▶ Given problem
Leave out the pictures and repeat the data exactly.

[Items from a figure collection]
— Begin —

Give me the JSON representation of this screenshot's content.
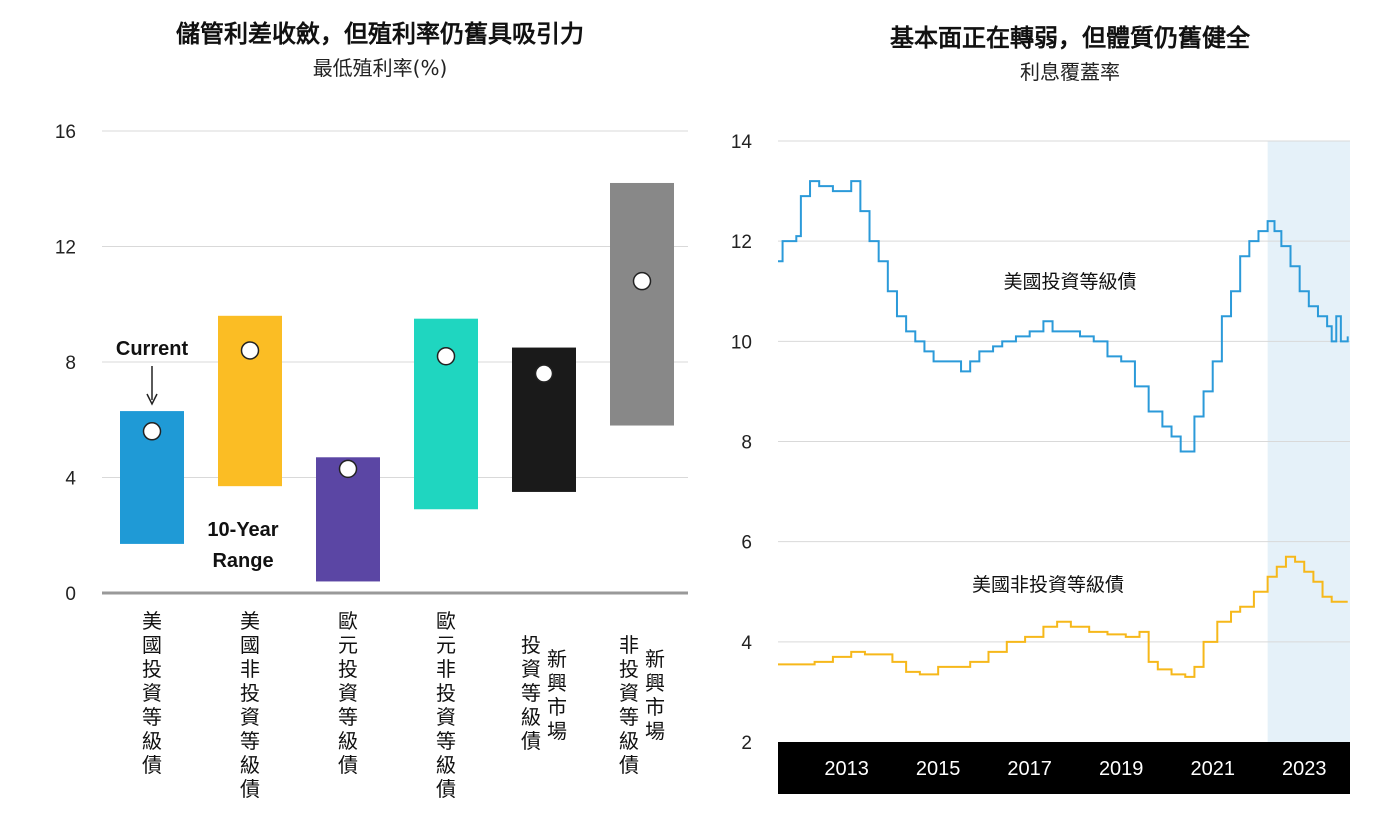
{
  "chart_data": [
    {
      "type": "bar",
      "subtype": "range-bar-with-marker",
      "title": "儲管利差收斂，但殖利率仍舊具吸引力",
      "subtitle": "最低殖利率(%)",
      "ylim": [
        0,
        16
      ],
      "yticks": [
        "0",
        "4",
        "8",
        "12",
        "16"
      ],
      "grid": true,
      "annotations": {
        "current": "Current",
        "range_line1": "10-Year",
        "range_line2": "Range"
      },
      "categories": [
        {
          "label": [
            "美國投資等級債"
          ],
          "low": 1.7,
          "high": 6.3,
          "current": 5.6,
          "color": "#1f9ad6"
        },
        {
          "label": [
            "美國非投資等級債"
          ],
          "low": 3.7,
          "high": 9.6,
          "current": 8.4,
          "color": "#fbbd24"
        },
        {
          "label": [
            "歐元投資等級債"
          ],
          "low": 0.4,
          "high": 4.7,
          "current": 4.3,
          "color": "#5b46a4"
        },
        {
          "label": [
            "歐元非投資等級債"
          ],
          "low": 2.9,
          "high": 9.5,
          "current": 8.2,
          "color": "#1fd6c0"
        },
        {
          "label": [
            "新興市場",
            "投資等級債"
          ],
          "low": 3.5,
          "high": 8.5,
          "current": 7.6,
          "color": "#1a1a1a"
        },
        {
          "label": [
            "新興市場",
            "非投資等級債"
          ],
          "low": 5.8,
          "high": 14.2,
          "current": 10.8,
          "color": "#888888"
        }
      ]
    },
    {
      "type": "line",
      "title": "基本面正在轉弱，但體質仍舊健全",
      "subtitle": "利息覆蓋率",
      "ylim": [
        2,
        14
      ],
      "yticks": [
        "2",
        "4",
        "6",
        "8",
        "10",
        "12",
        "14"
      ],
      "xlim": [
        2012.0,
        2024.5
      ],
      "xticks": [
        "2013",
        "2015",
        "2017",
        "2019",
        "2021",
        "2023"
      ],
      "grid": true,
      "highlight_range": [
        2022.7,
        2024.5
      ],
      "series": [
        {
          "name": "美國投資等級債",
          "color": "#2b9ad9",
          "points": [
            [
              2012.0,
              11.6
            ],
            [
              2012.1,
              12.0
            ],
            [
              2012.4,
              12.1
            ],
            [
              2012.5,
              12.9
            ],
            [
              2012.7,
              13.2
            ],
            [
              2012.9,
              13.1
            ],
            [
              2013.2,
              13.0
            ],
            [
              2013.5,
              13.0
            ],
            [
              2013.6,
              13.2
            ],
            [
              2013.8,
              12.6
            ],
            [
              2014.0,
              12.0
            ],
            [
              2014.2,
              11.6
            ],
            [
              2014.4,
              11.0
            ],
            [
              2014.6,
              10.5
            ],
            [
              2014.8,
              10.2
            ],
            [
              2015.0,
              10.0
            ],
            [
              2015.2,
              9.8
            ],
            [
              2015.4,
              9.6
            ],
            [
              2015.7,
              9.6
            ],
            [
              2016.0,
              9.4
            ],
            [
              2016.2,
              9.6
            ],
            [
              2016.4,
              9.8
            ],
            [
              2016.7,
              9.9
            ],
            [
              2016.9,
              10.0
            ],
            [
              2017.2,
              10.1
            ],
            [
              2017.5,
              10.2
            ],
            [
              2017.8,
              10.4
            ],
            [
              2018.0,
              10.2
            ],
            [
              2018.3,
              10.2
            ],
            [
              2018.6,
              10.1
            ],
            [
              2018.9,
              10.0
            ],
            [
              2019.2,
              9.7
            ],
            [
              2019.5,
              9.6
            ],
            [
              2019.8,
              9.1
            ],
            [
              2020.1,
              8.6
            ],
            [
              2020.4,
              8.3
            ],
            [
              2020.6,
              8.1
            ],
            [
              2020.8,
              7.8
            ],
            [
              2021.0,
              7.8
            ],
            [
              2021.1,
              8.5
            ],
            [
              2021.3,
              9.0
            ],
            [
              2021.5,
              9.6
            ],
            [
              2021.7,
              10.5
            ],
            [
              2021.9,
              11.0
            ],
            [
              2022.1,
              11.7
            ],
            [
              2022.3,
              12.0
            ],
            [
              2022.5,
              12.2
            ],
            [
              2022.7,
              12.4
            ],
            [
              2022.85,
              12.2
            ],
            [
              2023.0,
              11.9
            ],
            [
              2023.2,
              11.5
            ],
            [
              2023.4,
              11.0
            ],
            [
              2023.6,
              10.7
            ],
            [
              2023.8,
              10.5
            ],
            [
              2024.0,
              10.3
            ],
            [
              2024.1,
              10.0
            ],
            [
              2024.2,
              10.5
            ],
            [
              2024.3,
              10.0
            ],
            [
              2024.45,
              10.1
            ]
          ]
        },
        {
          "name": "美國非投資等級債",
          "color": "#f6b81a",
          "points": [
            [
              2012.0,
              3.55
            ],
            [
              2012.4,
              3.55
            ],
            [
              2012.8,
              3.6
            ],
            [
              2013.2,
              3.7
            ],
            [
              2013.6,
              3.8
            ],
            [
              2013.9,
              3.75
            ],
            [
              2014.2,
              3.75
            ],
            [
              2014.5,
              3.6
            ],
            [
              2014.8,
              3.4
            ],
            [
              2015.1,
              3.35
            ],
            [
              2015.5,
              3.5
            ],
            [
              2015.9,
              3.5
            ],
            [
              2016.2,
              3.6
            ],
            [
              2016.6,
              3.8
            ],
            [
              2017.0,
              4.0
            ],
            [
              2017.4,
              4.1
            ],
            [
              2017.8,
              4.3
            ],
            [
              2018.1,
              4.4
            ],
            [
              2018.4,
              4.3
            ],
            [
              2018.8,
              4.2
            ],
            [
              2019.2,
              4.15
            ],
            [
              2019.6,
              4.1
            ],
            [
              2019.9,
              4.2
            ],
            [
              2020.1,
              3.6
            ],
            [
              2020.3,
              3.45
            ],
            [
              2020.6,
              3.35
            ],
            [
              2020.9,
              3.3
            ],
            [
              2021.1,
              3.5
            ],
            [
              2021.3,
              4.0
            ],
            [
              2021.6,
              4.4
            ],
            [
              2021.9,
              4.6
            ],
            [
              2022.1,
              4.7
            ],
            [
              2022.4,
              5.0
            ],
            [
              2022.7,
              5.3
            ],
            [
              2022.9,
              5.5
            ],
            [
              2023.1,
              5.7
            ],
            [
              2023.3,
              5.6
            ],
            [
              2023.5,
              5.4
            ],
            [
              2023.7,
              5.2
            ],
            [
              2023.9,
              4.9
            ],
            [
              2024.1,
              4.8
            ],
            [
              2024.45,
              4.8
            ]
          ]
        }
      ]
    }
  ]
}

— End —

▶ Solution for this task
Give me the JSON representation of this screenshot's content.
{
  "chart_data": [
    {
      "type": "bar",
      "subtype": "range-bar-with-marker",
      "title": "儲管利差收斂，但殖利率仍舊具吸引力",
      "subtitle": "最低殖利率(%)",
      "ylim": [
        0,
        16
      ],
      "yticks": [
        "0",
        "4",
        "8",
        "12",
        "16"
      ],
      "grid": true,
      "annotations": {
        "current": "Current",
        "range_line1": "10-Year",
        "range_line2": "Range"
      },
      "categories": [
        {
          "label": [
            "美國投資等級債"
          ],
          "low": 1.7,
          "high": 6.3,
          "current": 5.6,
          "color": "#1f9ad6"
        },
        {
          "label": [
            "美國非投資等級債"
          ],
          "low": 3.7,
          "high": 9.6,
          "current": 8.4,
          "color": "#fbbd24"
        },
        {
          "label": [
            "歐元投資等級債"
          ],
          "low": 0.4,
          "high": 4.7,
          "current": 4.3,
          "color": "#5b46a4"
        },
        {
          "label": [
            "歐元非投資等級債"
          ],
          "low": 2.9,
          "high": 9.5,
          "current": 8.2,
          "color": "#1fd6c0"
        },
        {
          "label": [
            "新興市場",
            "投資等級債"
          ],
          "low": 3.5,
          "high": 8.5,
          "current": 7.6,
          "color": "#1a1a1a"
        },
        {
          "label": [
            "新興市場",
            "非投資等級債"
          ],
          "low": 5.8,
          "high": 14.2,
          "current": 10.8,
          "color": "#888888"
        }
      ]
    },
    {
      "type": "line",
      "title": "基本面正在轉弱，但體質仍舊健全",
      "subtitle": "利息覆蓋率",
      "ylim": [
        2,
        14
      ],
      "yticks": [
        "2",
        "4",
        "6",
        "8",
        "10",
        "12",
        "14"
      ],
      "xlim": [
        2012.0,
        2024.5
      ],
      "xticks": [
        "2013",
        "2015",
        "2017",
        "2019",
        "2021",
        "2023"
      ],
      "grid": true,
      "highlight_range": [
        2022.7,
        2024.5
      ],
      "series": [
        {
          "name": "美國投資等級債",
          "color": "#2b9ad9",
          "points": [
            [
              2012.0,
              11.6
            ],
            [
              2012.1,
              12.0
            ],
            [
              2012.4,
              12.1
            ],
            [
              2012.5,
              12.9
            ],
            [
              2012.7,
              13.2
            ],
            [
              2012.9,
              13.1
            ],
            [
              2013.2,
              13.0
            ],
            [
              2013.5,
              13.0
            ],
            [
              2013.6,
              13.2
            ],
            [
              2013.8,
              12.6
            ],
            [
              2014.0,
              12.0
            ],
            [
              2014.2,
              11.6
            ],
            [
              2014.4,
              11.0
            ],
            [
              2014.6,
              10.5
            ],
            [
              2014.8,
              10.2
            ],
            [
              2015.0,
              10.0
            ],
            [
              2015.2,
              9.8
            ],
            [
              2015.4,
              9.6
            ],
            [
              2015.7,
              9.6
            ],
            [
              2016.0,
              9.4
            ],
            [
              2016.2,
              9.6
            ],
            [
              2016.4,
              9.8
            ],
            [
              2016.7,
              9.9
            ],
            [
              2016.9,
              10.0
            ],
            [
              2017.2,
              10.1
            ],
            [
              2017.5,
              10.2
            ],
            [
              2017.8,
              10.4
            ],
            [
              2018.0,
              10.2
            ],
            [
              2018.3,
              10.2
            ],
            [
              2018.6,
              10.1
            ],
            [
              2018.9,
              10.0
            ],
            [
              2019.2,
              9.7
            ],
            [
              2019.5,
              9.6
            ],
            [
              2019.8,
              9.1
            ],
            [
              2020.1,
              8.6
            ],
            [
              2020.4,
              8.3
            ],
            [
              2020.6,
              8.1
            ],
            [
              2020.8,
              7.8
            ],
            [
              2021.0,
              7.8
            ],
            [
              2021.1,
              8.5
            ],
            [
              2021.3,
              9.0
            ],
            [
              2021.5,
              9.6
            ],
            [
              2021.7,
              10.5
            ],
            [
              2021.9,
              11.0
            ],
            [
              2022.1,
              11.7
            ],
            [
              2022.3,
              12.0
            ],
            [
              2022.5,
              12.2
            ],
            [
              2022.7,
              12.4
            ],
            [
              2022.85,
              12.2
            ],
            [
              2023.0,
              11.9
            ],
            [
              2023.2,
              11.5
            ],
            [
              2023.4,
              11.0
            ],
            [
              2023.6,
              10.7
            ],
            [
              2023.8,
              10.5
            ],
            [
              2024.0,
              10.3
            ],
            [
              2024.1,
              10.0
            ],
            [
              2024.2,
              10.5
            ],
            [
              2024.3,
              10.0
            ],
            [
              2024.45,
              10.1
            ]
          ]
        },
        {
          "name": "美國非投資等級債",
          "color": "#f6b81a",
          "points": [
            [
              2012.0,
              3.55
            ],
            [
              2012.4,
              3.55
            ],
            [
              2012.8,
              3.6
            ],
            [
              2013.2,
              3.7
            ],
            [
              2013.6,
              3.8
            ],
            [
              2013.9,
              3.75
            ],
            [
              2014.2,
              3.75
            ],
            [
              2014.5,
              3.6
            ],
            [
              2014.8,
              3.4
            ],
            [
              2015.1,
              3.35
            ],
            [
              2015.5,
              3.5
            ],
            [
              2015.9,
              3.5
            ],
            [
              2016.2,
              3.6
            ],
            [
              2016.6,
              3.8
            ],
            [
              2017.0,
              4.0
            ],
            [
              2017.4,
              4.1
            ],
            [
              2017.8,
              4.3
            ],
            [
              2018.1,
              4.4
            ],
            [
              2018.4,
              4.3
            ],
            [
              2018.8,
              4.2
            ],
            [
              2019.2,
              4.15
            ],
            [
              2019.6,
              4.1
            ],
            [
              2019.9,
              4.2
            ],
            [
              2020.1,
              3.6
            ],
            [
              2020.3,
              3.45
            ],
            [
              2020.6,
              3.35
            ],
            [
              2020.9,
              3.3
            ],
            [
              2021.1,
              3.5
            ],
            [
              2021.3,
              4.0
            ],
            [
              2021.6,
              4.4
            ],
            [
              2021.9,
              4.6
            ],
            [
              2022.1,
              4.7
            ],
            [
              2022.4,
              5.0
            ],
            [
              2022.7,
              5.3
            ],
            [
              2022.9,
              5.5
            ],
            [
              2023.1,
              5.7
            ],
            [
              2023.3,
              5.6
            ],
            [
              2023.5,
              5.4
            ],
            [
              2023.7,
              5.2
            ],
            [
              2023.9,
              4.9
            ],
            [
              2024.1,
              4.8
            ],
            [
              2024.45,
              4.8
            ]
          ]
        }
      ]
    }
  ]
}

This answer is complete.